_SHORT PROBLEM_
Exclude the pictures, then repeat the remaining data exactly.

(Structured figure records)
-*-*-

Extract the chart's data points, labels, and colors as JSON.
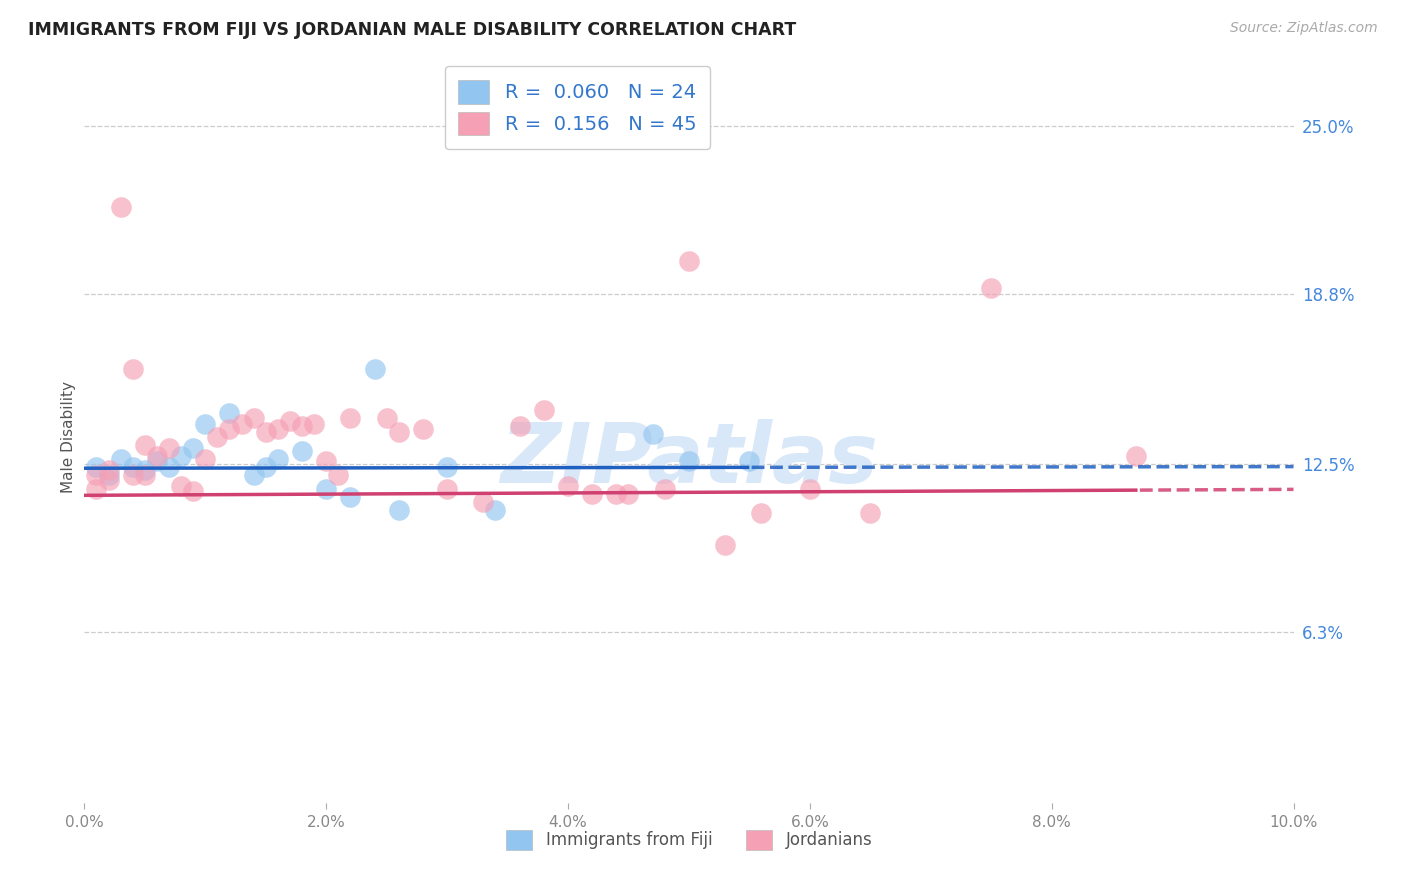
{
  "title": "IMMIGRANTS FROM FIJI VS JORDANIAN MALE DISABILITY CORRELATION CHART",
  "source": "Source: ZipAtlas.com",
  "ylabel": "Male Disability",
  "xlim": [
    0.0,
    0.1
  ],
  "ylim": [
    0.0,
    0.27
  ],
  "ytick_vals": [
    0.063,
    0.125,
    0.188,
    0.25
  ],
  "ytick_labels": [
    "6.3%",
    "12.5%",
    "18.8%",
    "25.0%"
  ],
  "xtick_vals": [
    0.0,
    0.02,
    0.04,
    0.06,
    0.08,
    0.1
  ],
  "xtick_labels": [
    "0.0%",
    "2.0%",
    "4.0%",
    "6.0%",
    "8.0%",
    "10.0%"
  ],
  "fiji_label": "Immigrants from Fiji",
  "jordan_label": "Jordanians",
  "fiji_R": "0.060",
  "fiji_N": "24",
  "jordan_R": "0.156",
  "jordan_N": "45",
  "fiji_color": "#92c5f0",
  "jordan_color": "#f5a0b5",
  "fiji_line_color": "#2060c0",
  "jordan_line_color": "#d04070",
  "watermark": "ZIPatlas",
  "fiji_x": [
    0.001,
    0.002,
    0.003,
    0.004,
    0.005,
    0.006,
    0.007,
    0.008,
    0.009,
    0.01,
    0.012,
    0.014,
    0.015,
    0.016,
    0.018,
    0.02,
    0.022,
    0.024,
    0.026,
    0.03,
    0.034,
    0.047,
    0.05,
    0.055
  ],
  "fiji_y": [
    0.124,
    0.121,
    0.127,
    0.124,
    0.123,
    0.126,
    0.124,
    0.128,
    0.131,
    0.14,
    0.144,
    0.121,
    0.124,
    0.127,
    0.13,
    0.116,
    0.113,
    0.16,
    0.108,
    0.124,
    0.108,
    0.136,
    0.126,
    0.126
  ],
  "jordan_x": [
    0.001,
    0.001,
    0.002,
    0.002,
    0.003,
    0.004,
    0.005,
    0.005,
    0.006,
    0.007,
    0.008,
    0.009,
    0.01,
    0.011,
    0.012,
    0.013,
    0.014,
    0.015,
    0.016,
    0.017,
    0.018,
    0.019,
    0.02,
    0.021,
    0.022,
    0.025,
    0.026,
    0.028,
    0.03,
    0.033,
    0.036,
    0.038,
    0.04,
    0.042,
    0.044,
    0.045,
    0.048,
    0.05,
    0.053,
    0.056,
    0.06,
    0.065,
    0.075,
    0.087,
    0.004
  ],
  "jordan_y": [
    0.121,
    0.116,
    0.119,
    0.123,
    0.22,
    0.121,
    0.121,
    0.132,
    0.128,
    0.131,
    0.117,
    0.115,
    0.127,
    0.135,
    0.138,
    0.14,
    0.142,
    0.137,
    0.138,
    0.141,
    0.139,
    0.14,
    0.126,
    0.121,
    0.142,
    0.142,
    0.137,
    0.138,
    0.116,
    0.111,
    0.139,
    0.145,
    0.117,
    0.114,
    0.114,
    0.114,
    0.116,
    0.2,
    0.095,
    0.107,
    0.116,
    0.107,
    0.19,
    0.128,
    0.16
  ]
}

-*-*-

_RIGHT ANSWER_
Extract the chart's data points, labels, and colors as JSON.
{
  "title": "IMMIGRANTS FROM FIJI VS JORDANIAN MALE DISABILITY CORRELATION CHART",
  "source": "Source: ZipAtlas.com",
  "ylabel": "Male Disability",
  "xlim": [
    0.0,
    0.1
  ],
  "ylim": [
    0.0,
    0.27
  ],
  "ytick_vals": [
    0.063,
    0.125,
    0.188,
    0.25
  ],
  "ytick_labels": [
    "6.3%",
    "12.5%",
    "18.8%",
    "25.0%"
  ],
  "xtick_vals": [
    0.0,
    0.02,
    0.04,
    0.06,
    0.08,
    0.1
  ],
  "xtick_labels": [
    "0.0%",
    "2.0%",
    "4.0%",
    "6.0%",
    "8.0%",
    "10.0%"
  ],
  "fiji_label": "Immigrants from Fiji",
  "jordan_label": "Jordanians",
  "fiji_R": "0.060",
  "fiji_N": "24",
  "jordan_R": "0.156",
  "jordan_N": "45",
  "fiji_color": "#92c5f0",
  "jordan_color": "#f5a0b5",
  "fiji_line_color": "#2060c0",
  "jordan_line_color": "#d04070",
  "watermark": "ZIPatlas",
  "fiji_x": [
    0.001,
    0.002,
    0.003,
    0.004,
    0.005,
    0.006,
    0.007,
    0.008,
    0.009,
    0.01,
    0.012,
    0.014,
    0.015,
    0.016,
    0.018,
    0.02,
    0.022,
    0.024,
    0.026,
    0.03,
    0.034,
    0.047,
    0.05,
    0.055
  ],
  "fiji_y": [
    0.124,
    0.121,
    0.127,
    0.124,
    0.123,
    0.126,
    0.124,
    0.128,
    0.131,
    0.14,
    0.144,
    0.121,
    0.124,
    0.127,
    0.13,
    0.116,
    0.113,
    0.16,
    0.108,
    0.124,
    0.108,
    0.136,
    0.126,
    0.126
  ],
  "jordan_x": [
    0.001,
    0.001,
    0.002,
    0.002,
    0.003,
    0.004,
    0.005,
    0.005,
    0.006,
    0.007,
    0.008,
    0.009,
    0.01,
    0.011,
    0.012,
    0.013,
    0.014,
    0.015,
    0.016,
    0.017,
    0.018,
    0.019,
    0.02,
    0.021,
    0.022,
    0.025,
    0.026,
    0.028,
    0.03,
    0.033,
    0.036,
    0.038,
    0.04,
    0.042,
    0.044,
    0.045,
    0.048,
    0.05,
    0.053,
    0.056,
    0.06,
    0.065,
    0.075,
    0.087,
    0.004
  ],
  "jordan_y": [
    0.121,
    0.116,
    0.119,
    0.123,
    0.22,
    0.121,
    0.121,
    0.132,
    0.128,
    0.131,
    0.117,
    0.115,
    0.127,
    0.135,
    0.138,
    0.14,
    0.142,
    0.137,
    0.138,
    0.141,
    0.139,
    0.14,
    0.126,
    0.121,
    0.142,
    0.142,
    0.137,
    0.138,
    0.116,
    0.111,
    0.139,
    0.145,
    0.117,
    0.114,
    0.114,
    0.114,
    0.116,
    0.2,
    0.095,
    0.107,
    0.116,
    0.107,
    0.19,
    0.128,
    0.16
  ]
}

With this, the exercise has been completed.